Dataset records
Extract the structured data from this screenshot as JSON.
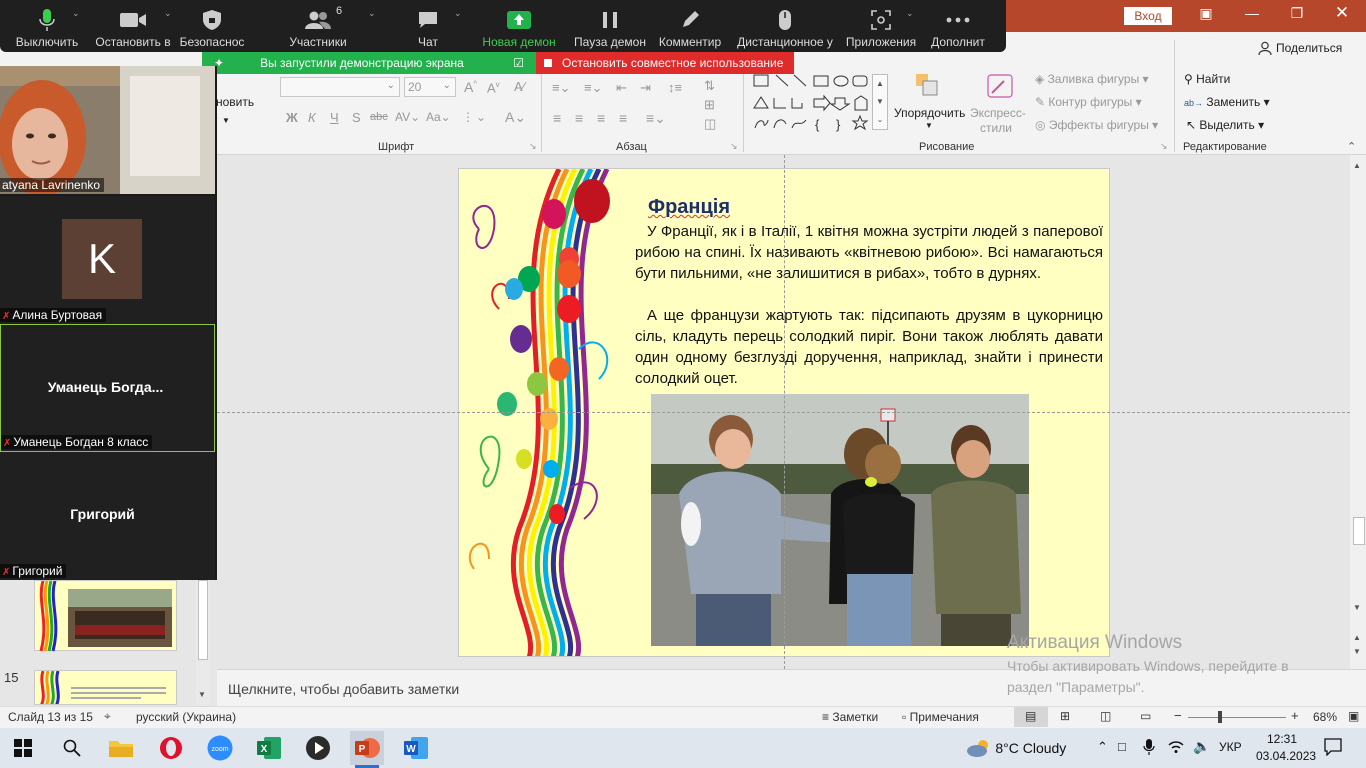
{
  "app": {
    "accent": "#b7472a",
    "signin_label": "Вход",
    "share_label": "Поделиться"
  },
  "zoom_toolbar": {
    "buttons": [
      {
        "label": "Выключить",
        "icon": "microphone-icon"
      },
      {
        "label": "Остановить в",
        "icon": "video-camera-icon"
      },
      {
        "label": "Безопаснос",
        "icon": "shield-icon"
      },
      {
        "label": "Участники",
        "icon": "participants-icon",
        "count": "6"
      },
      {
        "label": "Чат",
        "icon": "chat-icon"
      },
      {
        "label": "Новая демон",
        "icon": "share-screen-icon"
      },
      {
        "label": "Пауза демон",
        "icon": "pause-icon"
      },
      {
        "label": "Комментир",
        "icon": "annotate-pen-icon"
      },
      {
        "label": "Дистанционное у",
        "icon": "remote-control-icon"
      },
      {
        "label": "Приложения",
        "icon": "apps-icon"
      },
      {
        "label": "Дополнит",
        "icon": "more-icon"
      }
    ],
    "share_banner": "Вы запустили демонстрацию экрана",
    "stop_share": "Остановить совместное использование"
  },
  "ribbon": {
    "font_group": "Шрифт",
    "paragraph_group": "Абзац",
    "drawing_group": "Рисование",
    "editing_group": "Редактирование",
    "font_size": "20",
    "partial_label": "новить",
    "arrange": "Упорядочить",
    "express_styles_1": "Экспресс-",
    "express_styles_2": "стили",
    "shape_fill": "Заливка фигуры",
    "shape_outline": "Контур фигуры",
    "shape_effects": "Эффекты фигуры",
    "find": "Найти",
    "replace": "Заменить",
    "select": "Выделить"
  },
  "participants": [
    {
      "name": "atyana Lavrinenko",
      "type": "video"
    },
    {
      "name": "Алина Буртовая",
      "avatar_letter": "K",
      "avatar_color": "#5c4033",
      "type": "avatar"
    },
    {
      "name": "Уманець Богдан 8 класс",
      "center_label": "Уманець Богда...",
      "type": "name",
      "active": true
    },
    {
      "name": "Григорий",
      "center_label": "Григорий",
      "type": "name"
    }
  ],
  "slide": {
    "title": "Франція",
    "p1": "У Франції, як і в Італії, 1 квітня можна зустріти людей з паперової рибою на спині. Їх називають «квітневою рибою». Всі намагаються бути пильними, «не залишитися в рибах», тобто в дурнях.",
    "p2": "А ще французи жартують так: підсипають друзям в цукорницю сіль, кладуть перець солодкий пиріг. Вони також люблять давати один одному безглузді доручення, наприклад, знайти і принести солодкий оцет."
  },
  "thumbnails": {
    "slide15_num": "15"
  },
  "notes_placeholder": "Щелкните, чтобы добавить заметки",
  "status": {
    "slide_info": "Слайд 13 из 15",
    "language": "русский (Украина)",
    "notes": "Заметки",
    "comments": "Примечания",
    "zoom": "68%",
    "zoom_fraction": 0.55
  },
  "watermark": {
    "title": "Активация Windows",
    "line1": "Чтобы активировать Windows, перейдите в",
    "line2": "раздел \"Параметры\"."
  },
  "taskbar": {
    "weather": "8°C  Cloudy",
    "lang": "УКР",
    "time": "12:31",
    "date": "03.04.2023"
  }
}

YOUR OBJECTIVE
Write out the entries above verbatim; the pictures do not belong in your copy.

TASK SOLUTION
Extract the structured data from this screenshot as JSON.
{
  "app": {
    "accent": "#b7472a",
    "signin_label": "Вход",
    "share_label": "Поделиться"
  },
  "zoom_toolbar": {
    "buttons": [
      {
        "label": "Выключить",
        "icon": "microphone-icon"
      },
      {
        "label": "Остановить в",
        "icon": "video-camera-icon"
      },
      {
        "label": "Безопаснос",
        "icon": "shield-icon"
      },
      {
        "label": "Участники",
        "icon": "participants-icon",
        "count": "6"
      },
      {
        "label": "Чат",
        "icon": "chat-icon"
      },
      {
        "label": "Новая демон",
        "icon": "share-screen-icon"
      },
      {
        "label": "Пауза демон",
        "icon": "pause-icon"
      },
      {
        "label": "Комментир",
        "icon": "annotate-pen-icon"
      },
      {
        "label": "Дистанционное у",
        "icon": "remote-control-icon"
      },
      {
        "label": "Приложения",
        "icon": "apps-icon"
      },
      {
        "label": "Дополнит",
        "icon": "more-icon"
      }
    ],
    "share_banner": "Вы запустили демонстрацию экрана",
    "stop_share": "Остановить совместное использование"
  },
  "ribbon": {
    "font_group": "Шрифт",
    "paragraph_group": "Абзац",
    "drawing_group": "Рисование",
    "editing_group": "Редактирование",
    "font_size": "20",
    "partial_label": "новить",
    "arrange": "Упорядочить",
    "express_styles_1": "Экспресс-",
    "express_styles_2": "стили",
    "shape_fill": "Заливка фигуры",
    "shape_outline": "Контур фигуры",
    "shape_effects": "Эффекты фигуры",
    "find": "Найти",
    "replace": "Заменить",
    "select": "Выделить"
  },
  "participants": [
    {
      "name": "atyana Lavrinenko",
      "type": "video"
    },
    {
      "name": "Алина Буртовая",
      "avatar_letter": "K",
      "avatar_color": "#5c4033",
      "type": "avatar"
    },
    {
      "name": "Уманець Богдан 8 класс",
      "center_label": "Уманець Богда...",
      "type": "name",
      "active": true
    },
    {
      "name": "Григорий",
      "center_label": "Григорий",
      "type": "name"
    }
  ],
  "slide": {
    "title": "Франція",
    "p1": "У Франції, як і в Італії, 1 квітня можна зустріти людей з паперової рибою на спині. Їх називають «квітневою рибою». Всі намагаються бути пильними, «не залишитися в рибах», тобто в дурнях.",
    "p2": "А ще французи жартують так: підсипають друзям в цукорницю сіль, кладуть перець солодкий пиріг. Вони також люблять давати один одному безглузді доручення, наприклад, знайти і принести солодкий оцет."
  },
  "thumbnails": {
    "slide15_num": "15"
  },
  "notes_placeholder": "Щелкните, чтобы добавить заметки",
  "status": {
    "slide_info": "Слайд 13 из 15",
    "language": "русский (Украина)",
    "notes": "Заметки",
    "comments": "Примечания",
    "zoom": "68%",
    "zoom_fraction": 0.55
  },
  "watermark": {
    "title": "Активация Windows",
    "line1": "Чтобы активировать Windows, перейдите в",
    "line2": "раздел \"Параметры\"."
  },
  "taskbar": {
    "weather": "8°C  Cloudy",
    "lang": "УКР",
    "time": "12:31",
    "date": "03.04.2023"
  }
}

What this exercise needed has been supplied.